• [Short task]
Identify the lines that contain the string "during" and copy all of them.

## Begin

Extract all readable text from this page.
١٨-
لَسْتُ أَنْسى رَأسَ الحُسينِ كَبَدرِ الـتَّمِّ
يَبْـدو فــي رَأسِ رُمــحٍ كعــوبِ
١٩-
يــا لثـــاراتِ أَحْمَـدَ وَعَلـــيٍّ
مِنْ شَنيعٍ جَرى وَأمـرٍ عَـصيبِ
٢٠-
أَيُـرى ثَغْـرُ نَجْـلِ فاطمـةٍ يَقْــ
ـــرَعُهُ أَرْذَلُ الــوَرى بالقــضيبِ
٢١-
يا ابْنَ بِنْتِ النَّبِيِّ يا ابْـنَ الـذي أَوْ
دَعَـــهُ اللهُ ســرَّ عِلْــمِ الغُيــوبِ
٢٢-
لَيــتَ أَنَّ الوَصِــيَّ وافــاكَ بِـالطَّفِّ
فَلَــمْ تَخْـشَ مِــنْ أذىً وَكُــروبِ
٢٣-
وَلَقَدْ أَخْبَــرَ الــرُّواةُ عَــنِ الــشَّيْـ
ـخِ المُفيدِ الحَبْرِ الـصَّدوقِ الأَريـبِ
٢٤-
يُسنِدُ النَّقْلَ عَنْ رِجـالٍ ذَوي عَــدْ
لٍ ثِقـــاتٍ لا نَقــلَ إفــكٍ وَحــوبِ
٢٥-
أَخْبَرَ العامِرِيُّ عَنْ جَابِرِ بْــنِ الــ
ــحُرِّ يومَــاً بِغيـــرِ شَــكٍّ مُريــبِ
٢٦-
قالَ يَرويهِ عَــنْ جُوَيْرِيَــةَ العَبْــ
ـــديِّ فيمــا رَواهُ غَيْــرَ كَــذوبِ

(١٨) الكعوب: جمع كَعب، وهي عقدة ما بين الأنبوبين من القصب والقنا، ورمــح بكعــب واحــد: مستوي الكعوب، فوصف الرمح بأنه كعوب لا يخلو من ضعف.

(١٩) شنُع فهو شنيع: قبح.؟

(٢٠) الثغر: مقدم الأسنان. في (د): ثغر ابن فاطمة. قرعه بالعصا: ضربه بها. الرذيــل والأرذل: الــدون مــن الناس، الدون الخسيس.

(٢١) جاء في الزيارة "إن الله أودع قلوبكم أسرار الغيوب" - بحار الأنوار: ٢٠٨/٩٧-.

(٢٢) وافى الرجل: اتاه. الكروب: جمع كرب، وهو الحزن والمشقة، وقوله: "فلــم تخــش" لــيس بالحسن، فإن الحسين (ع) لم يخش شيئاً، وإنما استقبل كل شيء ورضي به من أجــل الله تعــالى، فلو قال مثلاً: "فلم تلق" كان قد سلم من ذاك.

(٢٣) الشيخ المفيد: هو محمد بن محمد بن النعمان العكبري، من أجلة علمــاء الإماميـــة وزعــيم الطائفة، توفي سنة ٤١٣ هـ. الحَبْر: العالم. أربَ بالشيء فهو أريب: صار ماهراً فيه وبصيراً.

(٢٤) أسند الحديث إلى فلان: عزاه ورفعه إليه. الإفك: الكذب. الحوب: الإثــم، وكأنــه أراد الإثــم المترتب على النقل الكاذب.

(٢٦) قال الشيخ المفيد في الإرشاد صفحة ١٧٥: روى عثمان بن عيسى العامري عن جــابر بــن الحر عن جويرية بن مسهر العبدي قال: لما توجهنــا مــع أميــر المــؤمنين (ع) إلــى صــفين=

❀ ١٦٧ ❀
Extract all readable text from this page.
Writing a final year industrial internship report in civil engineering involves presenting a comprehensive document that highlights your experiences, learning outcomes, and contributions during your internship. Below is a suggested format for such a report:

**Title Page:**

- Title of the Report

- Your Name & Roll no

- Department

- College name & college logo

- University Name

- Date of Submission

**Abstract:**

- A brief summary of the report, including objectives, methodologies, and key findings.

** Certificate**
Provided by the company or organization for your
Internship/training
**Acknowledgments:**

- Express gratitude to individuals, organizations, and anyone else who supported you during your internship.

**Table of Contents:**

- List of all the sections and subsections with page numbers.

## End

• [Result of the exercise]
Writing a final year industrial internship report in civil engineering involves presenting a comprehensive document that highlights your experiences, learning outcomes, and contributions during your internship. Below is a suggested format for such a report:
- Express gratitude to individuals, organizations, and anyone else who supported you during your internship.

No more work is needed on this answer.